Records about charts and figures:
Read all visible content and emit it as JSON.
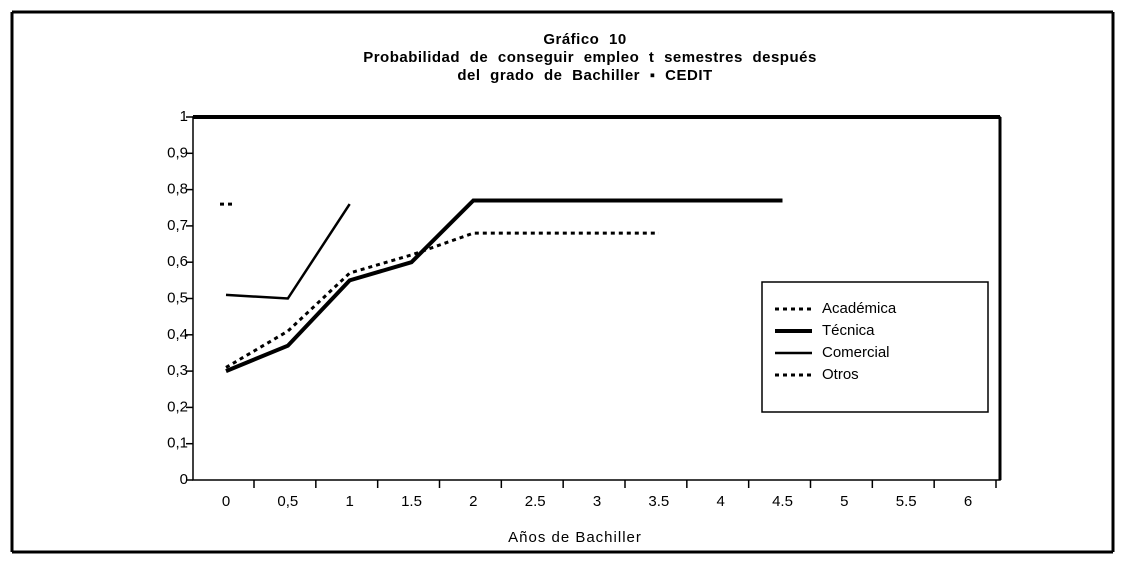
{
  "chart_data": {
    "type": "line",
    "title": [
      "Gráfico 10",
      "Probabilidad de conseguir empleo t semestres después",
      "del grado de Bachiller ▪ CEDIT"
    ],
    "x_label": "Años de Bachiller",
    "x": [
      0,
      0.5,
      1,
      1.5,
      2,
      2.5,
      3,
      3.5,
      4,
      4.5
    ],
    "series": [
      {
        "name": "Académica",
        "color": "#000000",
        "line_style": "dotted",
        "values": [
          0.31,
          0.41,
          0.57,
          0.62,
          0.68,
          0.68,
          0.68,
          0.68,
          null,
          null
        ]
      },
      {
        "name": "Técnica",
        "color": "#000000",
        "line_style": "thick",
        "values": [
          0.3,
          0.37,
          0.55,
          0.6,
          0.77,
          0.77,
          0.77,
          0.77,
          0.77,
          0.77
        ]
      },
      {
        "name": "Comercial",
        "color": "#000000",
        "line_style": "solid",
        "values": [
          0.51,
          0.5,
          0.76,
          null,
          null,
          null,
          null,
          null,
          null,
          null
        ]
      },
      {
        "name": "Otros",
        "color": "#000000",
        "line_style": "dotted",
        "values": [
          0.76,
          null,
          null,
          null,
          null,
          null,
          null,
          null,
          null,
          null
        ]
      }
    ],
    "xlim": [
      0,
      6
    ],
    "xticks": [
      0,
      {
        "value": 0.5,
        "label": "0,5"
      },
      1,
      1.5,
      2,
      2.5,
      3,
      3.5,
      4,
      4.5,
      5,
      5.5,
      6
    ],
    "ylim": [
      0,
      1
    ],
    "yticks": [
      0,
      {
        "value": 0.1,
        "label": "0,1"
      },
      {
        "value": 0.2,
        "label": "0,2"
      },
      {
        "value": 0.3,
        "label": "0,3"
      },
      {
        "value": 0.4,
        "label": "0,4"
      },
      {
        "value": 0.5,
        "label": "0,5"
      },
      {
        "value": 0.6,
        "label": "0,6"
      },
      {
        "value": 0.7,
        "label": "0,7"
      },
      {
        "value": 0.8,
        "label": "0,8"
      },
      {
        "value": 0.9,
        "label": "0,9"
      },
      1
    ],
    "grid": false,
    "legend": "right"
  }
}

| REQUIREMENTS |
Extract every line from the records above that contains the word "Bachiller".

| RESPONSE TO THIS EXERCISE |
      "del grado de Bachiller ▪ CEDIT"
    "x_label": "Años de Bachiller",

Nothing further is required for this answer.